PAGE EXCERPT >>
►

Where’s the Overreach?

This press conference follows a report that came out a few weeks ago by the bureau about credit card practices.  Based on some 5,000 complaints it received--which is not a representative sample as CFPB acknowledged—it chronicled some of the practices it deemed still to be a problem in the industry.

Said Raj Date, special advisor to the Treasury Secretary for the CFPB in the report: “We are learning that there is a lot of consumer confusion about credit card terms.”

So it is launching an education campaign about credit cards. Like we’ve never seen one of those before.

Most likely the CFPB will step up its game if the president’s nominee to head the agency, former Ohio Attorney General Richard Cordray, is confirmed by Congress (which he probably won’t be).

So far, though, there is no sign of the demonic, out-of-control government overreach that its critics painted when the bureau moved through Congress.

Whether that is good news or bad, depends on your perspective and political leanings.

That said, for any company that writes a financial contract with a consumer—from telecos to rent-a-centers to credit card companies—the slow path CFPB is taking is illustrative.

◄

EXERCISE DATA >>
►

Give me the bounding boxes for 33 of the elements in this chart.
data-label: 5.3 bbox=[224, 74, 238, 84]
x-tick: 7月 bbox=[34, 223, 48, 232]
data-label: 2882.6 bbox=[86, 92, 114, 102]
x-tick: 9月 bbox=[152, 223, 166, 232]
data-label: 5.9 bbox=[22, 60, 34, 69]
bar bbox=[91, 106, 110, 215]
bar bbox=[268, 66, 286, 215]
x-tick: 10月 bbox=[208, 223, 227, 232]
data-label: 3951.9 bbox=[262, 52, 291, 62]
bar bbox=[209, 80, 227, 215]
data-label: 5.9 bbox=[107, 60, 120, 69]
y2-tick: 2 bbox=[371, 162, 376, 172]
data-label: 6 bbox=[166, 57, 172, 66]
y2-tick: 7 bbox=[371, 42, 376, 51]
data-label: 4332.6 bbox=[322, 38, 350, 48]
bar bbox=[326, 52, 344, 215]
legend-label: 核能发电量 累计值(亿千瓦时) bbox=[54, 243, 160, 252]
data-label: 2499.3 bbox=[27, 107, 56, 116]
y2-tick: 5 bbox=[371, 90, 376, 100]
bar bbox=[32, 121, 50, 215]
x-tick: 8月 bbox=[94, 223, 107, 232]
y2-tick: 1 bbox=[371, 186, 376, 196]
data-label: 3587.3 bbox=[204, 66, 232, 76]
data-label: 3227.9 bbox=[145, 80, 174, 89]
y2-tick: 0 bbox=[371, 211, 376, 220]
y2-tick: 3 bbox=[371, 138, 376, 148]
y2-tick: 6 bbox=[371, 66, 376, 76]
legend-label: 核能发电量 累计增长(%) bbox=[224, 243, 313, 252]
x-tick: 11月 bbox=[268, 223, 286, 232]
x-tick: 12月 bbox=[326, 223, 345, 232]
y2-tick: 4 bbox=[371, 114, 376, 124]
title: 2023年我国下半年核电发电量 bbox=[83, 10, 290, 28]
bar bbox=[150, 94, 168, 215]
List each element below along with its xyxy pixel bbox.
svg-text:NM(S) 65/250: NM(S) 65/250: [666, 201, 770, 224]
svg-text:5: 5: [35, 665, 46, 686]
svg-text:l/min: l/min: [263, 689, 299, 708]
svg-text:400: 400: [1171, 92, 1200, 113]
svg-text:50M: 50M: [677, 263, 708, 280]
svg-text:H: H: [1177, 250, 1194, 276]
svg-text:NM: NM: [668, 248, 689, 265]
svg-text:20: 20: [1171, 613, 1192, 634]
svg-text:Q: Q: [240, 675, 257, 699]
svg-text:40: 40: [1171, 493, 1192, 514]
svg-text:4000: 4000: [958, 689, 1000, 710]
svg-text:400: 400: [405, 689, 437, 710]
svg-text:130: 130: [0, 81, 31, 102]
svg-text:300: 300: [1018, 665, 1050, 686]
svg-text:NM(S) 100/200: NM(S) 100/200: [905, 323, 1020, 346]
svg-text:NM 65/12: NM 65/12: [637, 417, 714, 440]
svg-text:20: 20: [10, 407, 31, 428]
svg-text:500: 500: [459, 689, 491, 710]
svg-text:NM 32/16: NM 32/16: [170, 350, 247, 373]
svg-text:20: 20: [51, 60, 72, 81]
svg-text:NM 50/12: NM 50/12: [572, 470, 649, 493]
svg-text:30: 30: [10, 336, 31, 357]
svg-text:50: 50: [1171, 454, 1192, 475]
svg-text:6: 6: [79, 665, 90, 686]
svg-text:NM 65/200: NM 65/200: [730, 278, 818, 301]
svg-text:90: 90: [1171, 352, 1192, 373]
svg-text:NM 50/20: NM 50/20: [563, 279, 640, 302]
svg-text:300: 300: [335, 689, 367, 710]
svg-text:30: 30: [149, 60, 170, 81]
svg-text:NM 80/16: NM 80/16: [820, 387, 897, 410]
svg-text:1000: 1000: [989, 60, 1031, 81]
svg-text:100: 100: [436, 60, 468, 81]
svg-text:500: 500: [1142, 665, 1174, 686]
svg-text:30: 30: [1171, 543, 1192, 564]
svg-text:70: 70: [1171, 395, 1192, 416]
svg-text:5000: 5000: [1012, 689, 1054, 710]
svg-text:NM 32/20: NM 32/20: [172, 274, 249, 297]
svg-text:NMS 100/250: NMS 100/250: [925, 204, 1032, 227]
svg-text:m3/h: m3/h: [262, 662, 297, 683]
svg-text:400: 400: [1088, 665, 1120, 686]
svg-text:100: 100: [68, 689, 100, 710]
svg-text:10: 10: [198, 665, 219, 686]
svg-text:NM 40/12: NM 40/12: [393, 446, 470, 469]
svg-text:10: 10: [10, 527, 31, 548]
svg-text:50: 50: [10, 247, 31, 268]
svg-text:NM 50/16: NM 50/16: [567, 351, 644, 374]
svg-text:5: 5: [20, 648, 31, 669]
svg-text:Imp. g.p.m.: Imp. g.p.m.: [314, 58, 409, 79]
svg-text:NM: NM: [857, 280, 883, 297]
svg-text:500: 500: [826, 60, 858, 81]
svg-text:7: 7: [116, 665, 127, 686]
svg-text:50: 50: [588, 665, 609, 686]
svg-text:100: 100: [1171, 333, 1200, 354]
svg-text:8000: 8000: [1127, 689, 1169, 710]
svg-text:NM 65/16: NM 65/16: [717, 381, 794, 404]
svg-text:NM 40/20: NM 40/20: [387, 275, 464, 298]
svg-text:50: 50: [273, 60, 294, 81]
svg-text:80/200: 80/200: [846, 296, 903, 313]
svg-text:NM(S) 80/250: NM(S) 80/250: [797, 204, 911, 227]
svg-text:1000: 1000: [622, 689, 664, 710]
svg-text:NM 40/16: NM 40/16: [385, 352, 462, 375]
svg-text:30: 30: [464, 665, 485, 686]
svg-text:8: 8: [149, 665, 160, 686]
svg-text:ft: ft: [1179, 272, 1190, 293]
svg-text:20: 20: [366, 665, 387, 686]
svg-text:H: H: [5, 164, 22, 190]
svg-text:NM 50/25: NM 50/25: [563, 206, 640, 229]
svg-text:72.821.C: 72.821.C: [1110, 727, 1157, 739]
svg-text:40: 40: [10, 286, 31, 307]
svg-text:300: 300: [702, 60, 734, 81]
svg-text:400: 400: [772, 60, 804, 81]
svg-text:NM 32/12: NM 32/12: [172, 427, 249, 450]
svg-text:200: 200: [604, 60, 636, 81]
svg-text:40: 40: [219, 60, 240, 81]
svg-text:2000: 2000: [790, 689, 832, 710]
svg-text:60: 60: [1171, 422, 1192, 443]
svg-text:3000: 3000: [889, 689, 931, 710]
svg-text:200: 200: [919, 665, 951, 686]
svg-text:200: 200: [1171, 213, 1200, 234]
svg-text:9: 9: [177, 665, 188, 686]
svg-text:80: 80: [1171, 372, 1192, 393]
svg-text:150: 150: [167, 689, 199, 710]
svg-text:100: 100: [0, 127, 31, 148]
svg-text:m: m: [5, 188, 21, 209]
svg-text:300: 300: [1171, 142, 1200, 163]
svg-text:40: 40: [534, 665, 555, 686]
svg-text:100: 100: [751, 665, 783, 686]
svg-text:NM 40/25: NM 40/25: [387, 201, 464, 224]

◄

YOUR TASK >> From the excerpt on the CFPB, return the passage starting at "This press conference" and ending at "probably won’t be).", copied word for word.

EXERCISE SOLUTION >>
This press conference follows a report that came out a few weeks ago by the bureau about credit card practices.  Based on some 5,000 complaints it received--which is not a representative sample as CFPB acknowledged—it chronicled some of the practices it deemed still to be a problem in the industry.

Said Raj Date, special advisor to the Treasury Secretary for the CFPB in the report: “We are learning that there is a lot of consumer confusion about credit card terms.”

So it is launching an education campaign about credit cards. Like we’ve never seen one of those before.

Most likely the CFPB will step up its game if the president’s nominee to head the agency, former Ohio Attorney General Richard Cordray, is confirmed by Congress (which he probably won’t be).